Figure contents as structured data
══════
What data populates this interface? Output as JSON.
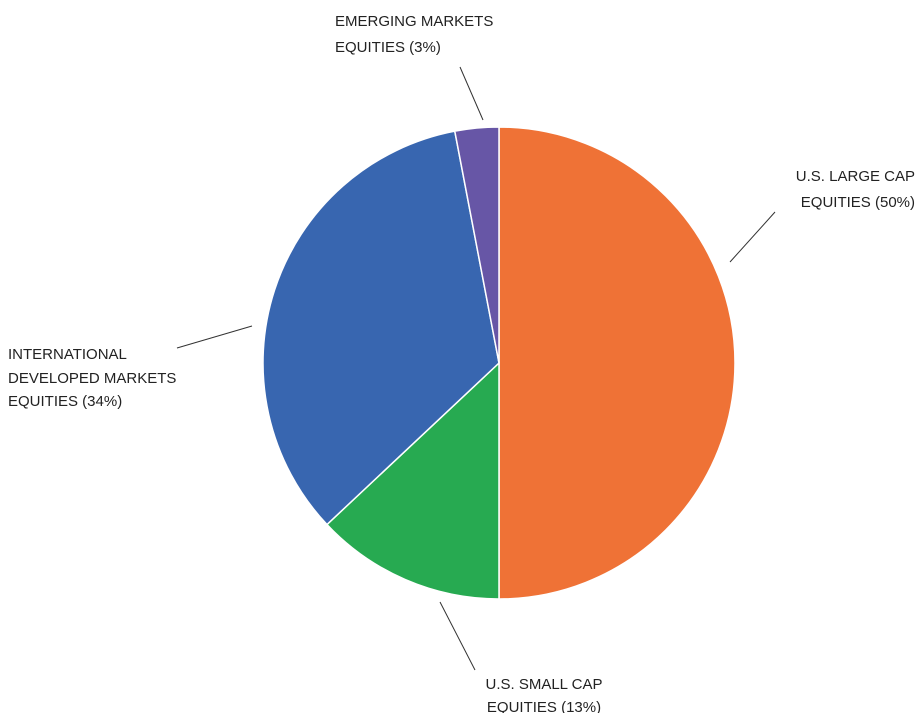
{
  "chart_data": {
    "type": "pie",
    "title": "",
    "slices": [
      {
        "category": "U.S. LARGE CAP EQUITIES",
        "value": 50,
        "label_lines": [
          "U.S. LARGE CAP",
          "EQUITIES (50%)"
        ],
        "color": "#EF7236"
      },
      {
        "category": "U.S. SMALL CAP EQUITIES",
        "value": 13,
        "label_lines": [
          "U.S. SMALL CAP",
          "EQUITIES (13%)"
        ],
        "color": "#27AA51"
      },
      {
        "category": "INTERNATIONAL DEVELOPED MARKETS EQUITIES",
        "value": 34,
        "label_lines": [
          "INTERNATIONAL",
          "DEVELOPED MARKETS",
          "EQUITIES (34%)"
        ],
        "color": "#3866B0"
      },
      {
        "category": "EMERGING MARKETS EQUITIES",
        "value": 3,
        "label_lines": [
          "EMERGING MARKETS",
          "EQUITIES (3%)"
        ],
        "color": "#6756A6"
      }
    ],
    "start": "12 o'clock",
    "direction": "clockwise",
    "labels": "outside with leader lines",
    "legend": "none"
  }
}
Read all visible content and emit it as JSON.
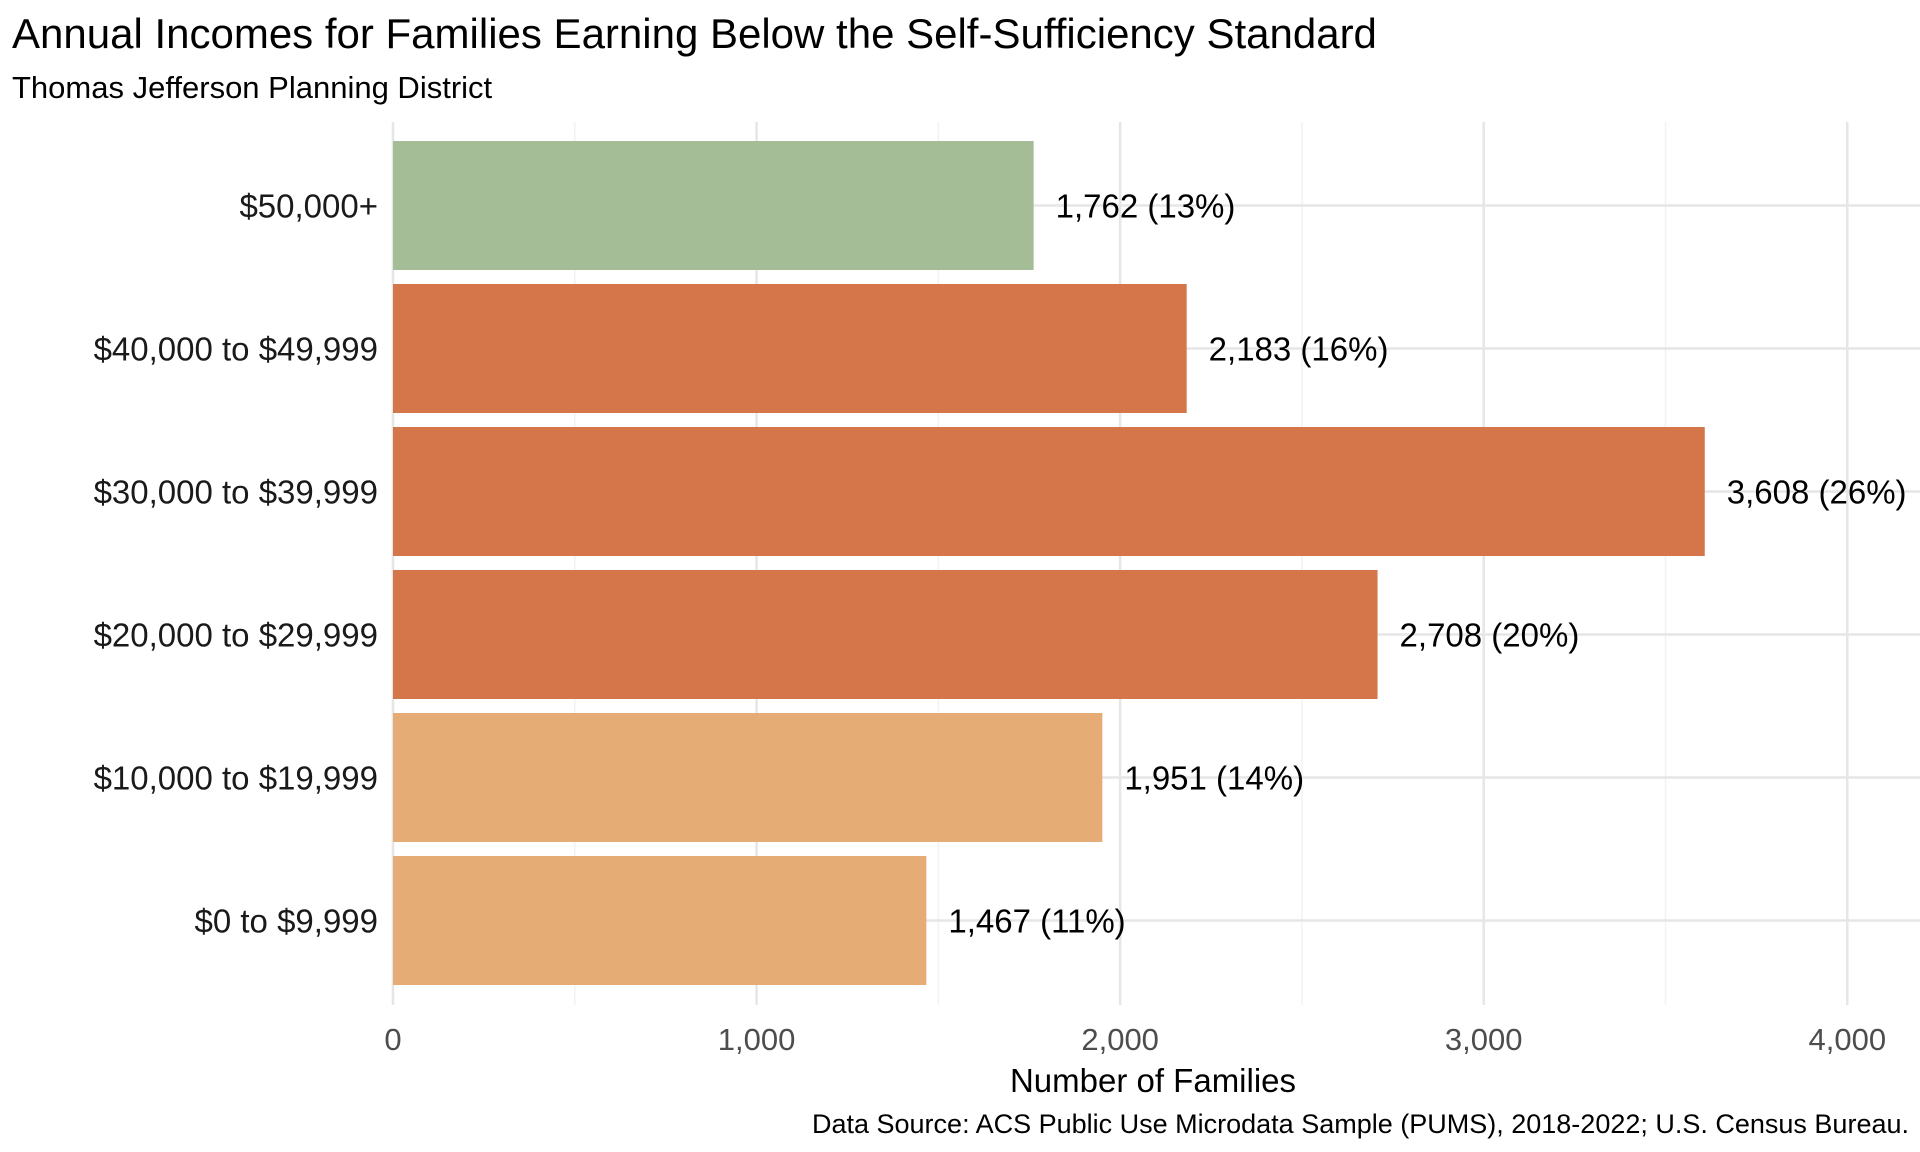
{
  "title": "Annual Incomes for Families Earning Below the Self-Sufficiency Standard",
  "subtitle": "Thomas Jefferson Planning District",
  "caption": "Data Source: ACS Public Use Microdata Sample (PUMS), 2018-2022; U.S. Census Bureau.",
  "chart_data": {
    "type": "bar",
    "orientation": "horizontal",
    "title": "Annual Incomes for Families Earning Below the Self-Sufficiency Standard",
    "subtitle": "Thomas Jefferson Planning District",
    "xlabel": "Number of Families",
    "ylabel": "",
    "xlim": [
      0,
      4200
    ],
    "x_ticks": [
      0,
      1000,
      2000,
      3000,
      4000
    ],
    "x_tick_labels": [
      "0",
      "1,000",
      "2,000",
      "3,000",
      "4,000"
    ],
    "grid": true,
    "legend": "none",
    "categories": [
      "$50,000+",
      "$40,000 to $49,999",
      "$30,000 to $39,999",
      "$20,000 to $29,999",
      "$10,000 to $19,999",
      "$0 to $9,999"
    ],
    "values": [
      1762,
      2183,
      3608,
      2708,
      1951,
      1467
    ],
    "data_labels": [
      "1,762 (13%)",
      "2,183 (16%)",
      "3,608 (26%)",
      "2,708 (20%)",
      "1,951 (14%)",
      "1,467 (11%)"
    ],
    "colors": [
      "#a5bd97",
      "#d4764a",
      "#d4764a",
      "#d4764a",
      "#e6ac76",
      "#e6ac76"
    ]
  }
}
══════
• [What the task asks] Each line from the one containing "Read all visible content and emit it as JSON." through the last line of the listing is to be given again exactly, with no pictures and no other lines.

• [Output below]
Read all visible content and emit it as JSON.
{
  "title": "Annual Incomes for Families Earning Below the Self-Sufficiency Standard",
  "subtitle": "Thomas Jefferson Planning District",
  "caption": "Data Source: ACS Public Use Microdata Sample (PUMS), 2018-2022; U.S. Census Bureau.",
  "chart_data": {
    "type": "bar",
    "orientation": "horizontal",
    "title": "Annual Incomes for Families Earning Below the Self-Sufficiency Standard",
    "subtitle": "Thomas Jefferson Planning District",
    "xlabel": "Number of Families",
    "ylabel": "",
    "xlim": [
      0,
      4200
    ],
    "x_ticks": [
      0,
      1000,
      2000,
      3000,
      4000
    ],
    "x_tick_labels": [
      "0",
      "1,000",
      "2,000",
      "3,000",
      "4,000"
    ],
    "grid": true,
    "legend": "none",
    "categories": [
      "$50,000+",
      "$40,000 to $49,999",
      "$30,000 to $39,999",
      "$20,000 to $29,999",
      "$10,000 to $19,999",
      "$0 to $9,999"
    ],
    "values": [
      1762,
      2183,
      3608,
      2708,
      1951,
      1467
    ],
    "data_labels": [
      "1,762 (13%)",
      "2,183 (16%)",
      "3,608 (26%)",
      "2,708 (20%)",
      "1,951 (14%)",
      "1,467 (11%)"
    ],
    "colors": [
      "#a5bd97",
      "#d4764a",
      "#d4764a",
      "#d4764a",
      "#e6ac76",
      "#e6ac76"
    ]
  }
}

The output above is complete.